## Start Listed records

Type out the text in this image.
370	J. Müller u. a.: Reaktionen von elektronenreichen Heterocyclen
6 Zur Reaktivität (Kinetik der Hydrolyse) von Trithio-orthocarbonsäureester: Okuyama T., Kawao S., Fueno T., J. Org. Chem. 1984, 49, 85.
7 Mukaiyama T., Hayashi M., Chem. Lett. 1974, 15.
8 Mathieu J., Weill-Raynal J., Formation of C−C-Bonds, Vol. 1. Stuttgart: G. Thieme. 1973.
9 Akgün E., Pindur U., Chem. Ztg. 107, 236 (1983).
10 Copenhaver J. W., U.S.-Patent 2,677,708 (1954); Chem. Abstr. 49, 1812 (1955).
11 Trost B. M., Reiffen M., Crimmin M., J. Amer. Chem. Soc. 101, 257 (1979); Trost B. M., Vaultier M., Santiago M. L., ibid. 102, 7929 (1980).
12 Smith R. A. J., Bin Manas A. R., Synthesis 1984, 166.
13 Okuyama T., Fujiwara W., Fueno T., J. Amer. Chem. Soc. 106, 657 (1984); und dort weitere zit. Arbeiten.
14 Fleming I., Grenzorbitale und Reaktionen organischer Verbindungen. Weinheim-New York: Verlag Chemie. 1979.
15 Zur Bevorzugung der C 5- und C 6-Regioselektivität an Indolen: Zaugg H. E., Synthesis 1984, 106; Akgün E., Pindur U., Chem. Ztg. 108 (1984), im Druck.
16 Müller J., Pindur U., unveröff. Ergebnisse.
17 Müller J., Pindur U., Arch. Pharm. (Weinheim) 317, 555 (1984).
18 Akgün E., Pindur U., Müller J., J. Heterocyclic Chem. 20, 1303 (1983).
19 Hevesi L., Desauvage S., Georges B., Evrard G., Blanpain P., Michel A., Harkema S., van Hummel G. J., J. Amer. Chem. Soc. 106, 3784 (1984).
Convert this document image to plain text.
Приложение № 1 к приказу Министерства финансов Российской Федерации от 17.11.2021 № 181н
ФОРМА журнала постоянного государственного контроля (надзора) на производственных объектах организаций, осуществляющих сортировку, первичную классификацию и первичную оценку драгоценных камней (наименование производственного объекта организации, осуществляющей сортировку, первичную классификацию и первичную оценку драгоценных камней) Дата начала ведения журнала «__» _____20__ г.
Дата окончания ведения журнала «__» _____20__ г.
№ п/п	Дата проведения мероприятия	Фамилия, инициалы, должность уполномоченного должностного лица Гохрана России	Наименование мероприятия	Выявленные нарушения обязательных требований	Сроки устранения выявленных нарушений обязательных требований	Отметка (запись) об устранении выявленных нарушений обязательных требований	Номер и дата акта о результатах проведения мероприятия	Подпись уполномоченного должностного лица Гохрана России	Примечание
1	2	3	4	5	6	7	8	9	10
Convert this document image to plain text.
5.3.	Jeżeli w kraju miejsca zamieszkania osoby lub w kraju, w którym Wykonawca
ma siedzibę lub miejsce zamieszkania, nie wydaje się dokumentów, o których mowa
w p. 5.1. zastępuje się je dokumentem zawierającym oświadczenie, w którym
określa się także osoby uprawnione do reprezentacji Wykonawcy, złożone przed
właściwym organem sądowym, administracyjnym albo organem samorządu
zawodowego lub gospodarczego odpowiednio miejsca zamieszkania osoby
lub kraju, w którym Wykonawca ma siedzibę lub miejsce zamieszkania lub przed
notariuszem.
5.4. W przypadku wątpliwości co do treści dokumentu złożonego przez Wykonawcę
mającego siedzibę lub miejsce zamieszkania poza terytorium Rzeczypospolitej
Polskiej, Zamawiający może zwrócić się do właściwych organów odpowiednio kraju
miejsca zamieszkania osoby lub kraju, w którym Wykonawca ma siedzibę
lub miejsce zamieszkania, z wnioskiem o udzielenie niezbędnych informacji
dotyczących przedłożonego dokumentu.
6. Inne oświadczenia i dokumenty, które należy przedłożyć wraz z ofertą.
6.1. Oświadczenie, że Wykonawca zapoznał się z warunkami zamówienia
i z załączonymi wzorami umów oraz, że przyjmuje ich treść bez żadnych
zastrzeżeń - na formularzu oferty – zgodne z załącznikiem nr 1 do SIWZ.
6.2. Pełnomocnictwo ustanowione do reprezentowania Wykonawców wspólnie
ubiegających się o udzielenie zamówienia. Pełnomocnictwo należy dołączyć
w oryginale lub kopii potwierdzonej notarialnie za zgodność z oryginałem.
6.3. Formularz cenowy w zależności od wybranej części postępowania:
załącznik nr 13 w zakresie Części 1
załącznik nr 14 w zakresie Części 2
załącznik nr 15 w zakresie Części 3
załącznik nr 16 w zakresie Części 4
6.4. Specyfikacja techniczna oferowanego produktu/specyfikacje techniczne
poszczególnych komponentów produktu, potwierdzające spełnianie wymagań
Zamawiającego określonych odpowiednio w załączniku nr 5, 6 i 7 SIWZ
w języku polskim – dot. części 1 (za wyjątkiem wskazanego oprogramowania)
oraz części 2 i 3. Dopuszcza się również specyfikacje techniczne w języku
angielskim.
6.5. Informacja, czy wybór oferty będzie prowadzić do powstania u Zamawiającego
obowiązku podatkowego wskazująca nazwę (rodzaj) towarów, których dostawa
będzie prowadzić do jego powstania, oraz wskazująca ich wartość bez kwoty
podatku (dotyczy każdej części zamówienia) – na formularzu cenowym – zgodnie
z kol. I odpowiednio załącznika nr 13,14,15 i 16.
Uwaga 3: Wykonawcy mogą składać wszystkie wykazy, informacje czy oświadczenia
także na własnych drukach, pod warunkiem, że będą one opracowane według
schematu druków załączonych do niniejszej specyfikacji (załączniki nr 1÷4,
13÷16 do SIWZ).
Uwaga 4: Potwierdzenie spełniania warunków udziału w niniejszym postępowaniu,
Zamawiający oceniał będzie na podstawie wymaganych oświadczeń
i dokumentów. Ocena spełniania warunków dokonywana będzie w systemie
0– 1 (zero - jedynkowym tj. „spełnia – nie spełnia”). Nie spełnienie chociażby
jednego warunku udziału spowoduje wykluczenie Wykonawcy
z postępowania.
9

## End Listed records

** Exercise brief **
Every entry must be output again, exactly as written above.

** Response **
Type out the text in this image.
370	J. Müller u. a.: Reaktionen von elektronenreichen Heterocyclen
6 Zur Reaktivität (Kinetik der Hydrolyse) von Trithio-orthocarbonsäureester: Okuyama T., Kawao S., Fueno T., J. Org. Chem. 1984, 49, 85.
7 Mukaiyama T., Hayashi M., Chem. Lett. 1974, 15.
8 Mathieu J., Weill-Raynal J., Formation of C−C-Bonds, Vol. 1. Stuttgart: G. Thieme. 1973.
9 Akgün E., Pindur U., Chem. Ztg. 107, 236 (1983).
10 Copenhaver J. W., U.S.-Patent 2,677,708 (1954); Chem. Abstr. 49, 1812 (1955).
11 Trost B. M., Reiffen M., Crimmin M., J. Amer. Chem. Soc. 101, 257 (1979); Trost B. M., Vaultier M., Santiago M. L., ibid. 102, 7929 (1980).
12 Smith R. A. J., Bin Manas A. R., Synthesis 1984, 166.
13 Okuyama T., Fujiwara W., Fueno T., J. Amer. Chem. Soc. 106, 657 (1984); und dort weitere zit. Arbeiten.
14 Fleming I., Grenzorbitale und Reaktionen organischer Verbindungen. Weinheim-New York: Verlag Chemie. 1979.
15 Zur Bevorzugung der C 5- und C 6-Regioselektivität an Indolen: Zaugg H. E., Synthesis 1984, 106; Akgün E., Pindur U., Chem. Ztg. 108 (1984), im Druck.
16 Müller J., Pindur U., unveröff. Ergebnisse.
17 Müller J., Pindur U., Arch. Pharm. (Weinheim) 317, 555 (1984).
18 Akgün E., Pindur U., Müller J., J. Heterocyclic Chem. 20, 1303 (1983).
19 Hevesi L., Desauvage S., Georges B., Evrard G., Blanpain P., Michel A., Harkema S., van Hummel G. J., J. Amer. Chem. Soc. 106, 3784 (1984).
Convert this document image to plain text.
Приложение № 1 к приказу Министерства финансов Российской Федерации от 17.11.2021 № 181н
ФОРМА журнала постоянного государственного контроля (надзора) на производственных объектах организаций, осуществляющих сортировку, первичную классификацию и первичную оценку драгоценных камней (наименование производственного объекта организации, осуществляющей сортировку, первичную классификацию и первичную оценку драгоценных камней) Дата начала ведения журнала «__» _____20__ г.
Дата окончания ведения журнала «__» _____20__ г.
№ п/п	Дата проведения мероприятия	Фамилия, инициалы, должность уполномоченного должностного лица Гохрана России	Наименование мероприятия	Выявленные нарушения обязательных требований	Сроки устранения выявленных нарушений обязательных требований	Отметка (запись) об устранении выявленных нарушений обязательных требований	Номер и дата акта о результатах проведения мероприятия	Подпись уполномоченного должностного лица Гохрана России	Примечание
1	2	3	4	5	6	7	8	9	10
Convert this document image to plain text.
5.3.	Jeżeli w kraju miejsca zamieszkania osoby lub w kraju, w którym Wykonawca
ma siedzibę lub miejsce zamieszkania, nie wydaje się dokumentów, o których mowa
w p. 5.1. zastępuje się je dokumentem zawierającym oświadczenie, w którym
określa się także osoby uprawnione do reprezentacji Wykonawcy, złożone przed
właściwym organem sądowym, administracyjnym albo organem samorządu
zawodowego lub gospodarczego odpowiednio miejsca zamieszkania osoby
lub kraju, w którym Wykonawca ma siedzibę lub miejsce zamieszkania lub przed
notariuszem.
5.4. W przypadku wątpliwości co do treści dokumentu złożonego przez Wykonawcę
mającego siedzibę lub miejsce zamieszkania poza terytorium Rzeczypospolitej
Polskiej, Zamawiający może zwrócić się do właściwych organów odpowiednio kraju
miejsca zamieszkania osoby lub kraju, w którym Wykonawca ma siedzibę
lub miejsce zamieszkania, z wnioskiem o udzielenie niezbędnych informacji
dotyczących przedłożonego dokumentu.
6. Inne oświadczenia i dokumenty, które należy przedłożyć wraz z ofertą.
6.1. Oświadczenie, że Wykonawca zapoznał się z warunkami zamówienia
i z załączonymi wzorami umów oraz, że przyjmuje ich treść bez żadnych
zastrzeżeń - na formularzu oferty – zgodne z załącznikiem nr 1 do SIWZ.
6.2. Pełnomocnictwo ustanowione do reprezentowania Wykonawców wspólnie
ubiegających się o udzielenie zamówienia. Pełnomocnictwo należy dołączyć
w oryginale lub kopii potwierdzonej notarialnie za zgodność z oryginałem.
6.3. Formularz cenowy w zależności od wybranej części postępowania:
załącznik nr 13 w zakresie Części 1
załącznik nr 14 w zakresie Części 2
załącznik nr 15 w zakresie Części 3
załącznik nr 16 w zakresie Części 4
6.4. Specyfikacja techniczna oferowanego produktu/specyfikacje techniczne
poszczególnych komponentów produktu, potwierdzające spełnianie wymagań
Zamawiającego określonych odpowiednio w załączniku nr 5, 6 i 7 SIWZ
w języku polskim – dot. części 1 (za wyjątkiem wskazanego oprogramowania)
oraz części 2 i 3. Dopuszcza się również specyfikacje techniczne w języku
angielskim.
6.5. Informacja, czy wybór oferty będzie prowadzić do powstania u Zamawiającego
obowiązku podatkowego wskazująca nazwę (rodzaj) towarów, których dostawa
będzie prowadzić do jego powstania, oraz wskazująca ich wartość bez kwoty
podatku (dotyczy każdej części zamówienia) – na formularzu cenowym – zgodnie
z kol. I odpowiednio załącznika nr 13,14,15 i 16.
Uwaga 3: Wykonawcy mogą składać wszystkie wykazy, informacje czy oświadczenia
także na własnych drukach, pod warunkiem, że będą one opracowane według
schematu druków załączonych do niniejszej specyfikacji (załączniki nr 1÷4,
13÷16 do SIWZ).
Uwaga 4: Potwierdzenie spełniania warunków udziału w niniejszym postępowaniu,
Zamawiający oceniał będzie na podstawie wymaganych oświadczeń
i dokumentów. Ocena spełniania warunków dokonywana będzie w systemie
0– 1 (zero - jedynkowym tj. „spełnia – nie spełnia”). Nie spełnienie chociażby
jednego warunku udziału spowoduje wykluczenie Wykonawcy
z postępowania.
9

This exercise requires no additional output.